- **Problem statement**
Transcribe the material exactly. Images do not belong in the copy.

- **Supplied material**
-- BEGIN --
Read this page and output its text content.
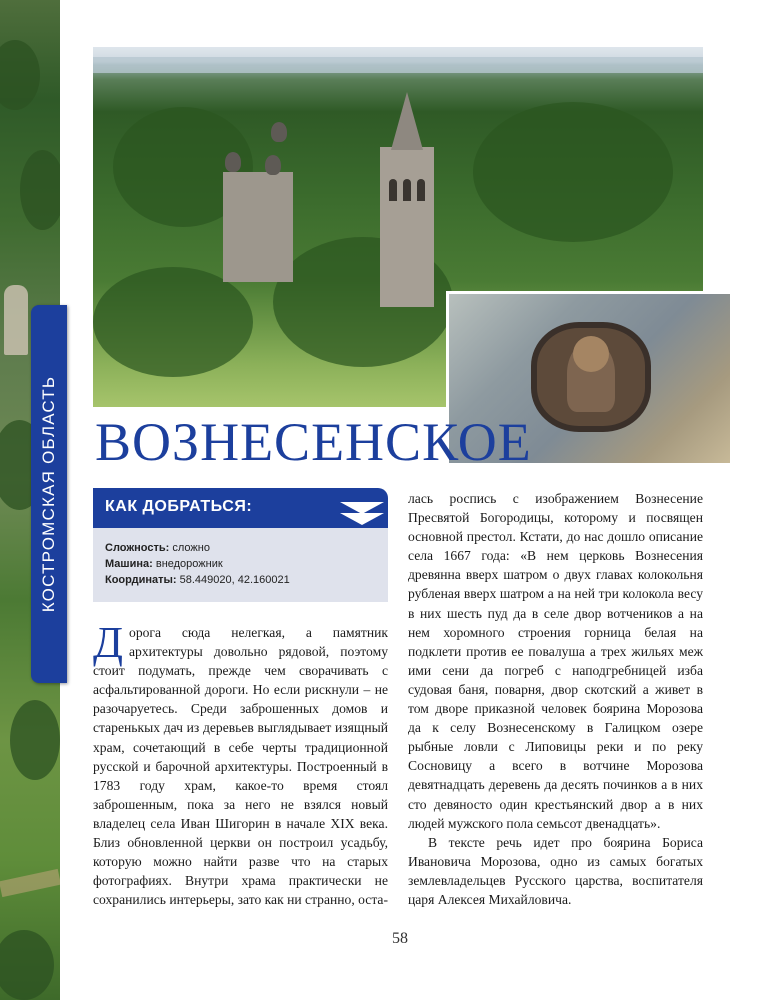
КОСТРОМСКАЯ ОБЛАСТЬ ВОЗНЕСЕНСКОЕ
КАК ДОБРАТЬСЯ:
Сложность: сложно
Машина: внедорожник
Координаты: 58.449020, 42.160021

Дорога сюда нелегкая, а памятник архитектуры довольно рядовой, поэтому стоит подумать, прежде чем сворачивать с асфальтированной дороги. Но если рискнули – не разочаруетесь. Среди заброшенных домов и старенькых дач из деревьев выглядывает изящный храм, сочетающий в себе черты традиционной русской и барочной архитектуры. Построенный в 1783 году храм, какое-то время стоял заброшенным, пока за него не взялся новый владелец села Иван Шигорин в начале XIX века. Близ обновленной церкви он построил усадьбу, которую можно найти разве что на старых фотографиях. Внутри храма практически не сохранились интерьеры, зато как ни странно, оста-

лась роспись с изображением Вознесение Пресвятой Богородицы, которому и посвящен основной престол. Кстати, до нас дошло описание села 1667 года: «В нем церковь Вознесения древянна вверх шатром о двух главах колокольня рубленая вверх шатром а на ней три колокола весу в них шесть пуд да в селе двор вотчеников а на нем хоромного строения горница белая на подклети против ее повалуша а трех жильях меж ими сени да погреб с наподгребницей изба судовая баня, поварня, двор скотский а живет в том дворе приказной человек боярина Морозова да к селу Вознесенскому в Галицком озере рыбные ловли с Липовицы реки и по реку Сосновицу а всего в вотчине Морозова девятнадцать деревень да десять починков а в них сто девяносто один крестьянский двор а в них людей мужского пола семьсот двенадцать».

В тексте речь идет про боярина Бориса Ивановича Морозова, одно из самых богатых землевладельцев Русского царства, воспитателя царя Алексея Михайловича.

58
-- END --
- **Expected output**
Read this page and output its text content.
КОСТРОМСКАЯ ОБЛАСТЬ ВОЗНЕСЕНСКОЕ
КАК ДОБРАТЬСЯ:
Сложность: сложно
Машина: внедорожник
Координаты: 58.449020, 42.160021

Дорога сюда нелегкая, а памятник архитектуры довольно рядовой, поэтому стоит подумать, прежде чем сворачивать с асфальтированной дороги. Но если рискнули – не разочаруетесь. Среди заброшенных домов и старенькых дач из деревьев выглядывает изящный храм, сочетающий в себе черты традиционной русской и барочной архитектуры. Построенный в 1783 году храм, какое-то время стоял заброшенным, пока за него не взялся новый владелец села Иван Шигорин в начале XIX века. Близ обновленной церкви он построил усадьбу, которую можно найти разве что на старых фотографиях. Внутри храма практически не сохранились интерьеры, зато как ни странно, оста-

лась роспись с изображением Вознесение Пресвятой Богородицы, которому и посвящен основной престол. Кстати, до нас дошло описание села 1667 года: «В нем церковь Вознесения древянна вверх шатром о двух главах колокольня рубленая вверх шатром а на ней три колокола весу в них шесть пуд да в селе двор вотчеников а на нем хоромного строения горница белая на подклети против ее повалуша а трех жильях меж ими сени да погреб с наподгребницей изба судовая баня, поварня, двор скотский а живет в том дворе приказной человек боярина Морозова да к селу Вознесенскому в Галицком озере рыбные ловли с Липовицы реки и по реку Сосновицу а всего в вотчине Морозова девятнадцать деревень да десять починков а в них сто девяносто один крестьянский двор а в них людей мужского пола семьсот двенадцать».

В тексте речь идет про боярина Бориса Ивановича Морозова, одно из самых богатых землевладельцев Русского царства, воспитателя царя Алексея Михайловича.

58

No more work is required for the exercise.